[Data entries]

——————————

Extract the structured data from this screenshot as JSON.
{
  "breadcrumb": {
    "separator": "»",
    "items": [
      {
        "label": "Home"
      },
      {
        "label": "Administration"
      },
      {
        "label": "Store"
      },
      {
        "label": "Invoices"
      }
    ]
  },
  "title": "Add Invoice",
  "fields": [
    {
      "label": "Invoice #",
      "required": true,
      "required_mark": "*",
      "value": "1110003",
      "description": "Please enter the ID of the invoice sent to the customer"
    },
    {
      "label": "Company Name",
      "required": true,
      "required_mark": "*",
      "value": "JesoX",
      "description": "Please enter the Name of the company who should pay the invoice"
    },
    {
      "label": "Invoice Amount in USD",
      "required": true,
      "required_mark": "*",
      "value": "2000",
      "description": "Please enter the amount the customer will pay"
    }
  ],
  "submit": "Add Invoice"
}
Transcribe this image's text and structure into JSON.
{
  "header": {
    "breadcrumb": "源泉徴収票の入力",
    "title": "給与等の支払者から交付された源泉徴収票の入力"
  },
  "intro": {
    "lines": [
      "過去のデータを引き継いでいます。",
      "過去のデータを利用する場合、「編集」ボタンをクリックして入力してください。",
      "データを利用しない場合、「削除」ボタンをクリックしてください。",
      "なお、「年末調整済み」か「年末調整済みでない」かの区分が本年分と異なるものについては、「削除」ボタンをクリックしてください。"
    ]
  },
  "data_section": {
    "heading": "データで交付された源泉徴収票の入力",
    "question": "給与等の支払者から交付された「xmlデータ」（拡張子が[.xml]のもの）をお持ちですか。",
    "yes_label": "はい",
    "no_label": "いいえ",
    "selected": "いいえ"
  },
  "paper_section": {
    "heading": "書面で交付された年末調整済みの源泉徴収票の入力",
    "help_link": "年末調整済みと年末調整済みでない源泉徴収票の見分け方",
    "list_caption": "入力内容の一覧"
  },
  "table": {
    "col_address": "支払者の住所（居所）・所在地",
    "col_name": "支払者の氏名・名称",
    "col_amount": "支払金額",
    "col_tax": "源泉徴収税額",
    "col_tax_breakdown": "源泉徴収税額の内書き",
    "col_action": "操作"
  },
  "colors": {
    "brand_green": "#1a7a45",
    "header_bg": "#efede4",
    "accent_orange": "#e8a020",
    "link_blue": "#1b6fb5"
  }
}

——————————

- _Task details_
Each line that holds the word "title" is to be copied.

- _Task output_
  "title": "Add Invoice",
    "title": "給与等の支払者から交付された源泉徴収票の入力"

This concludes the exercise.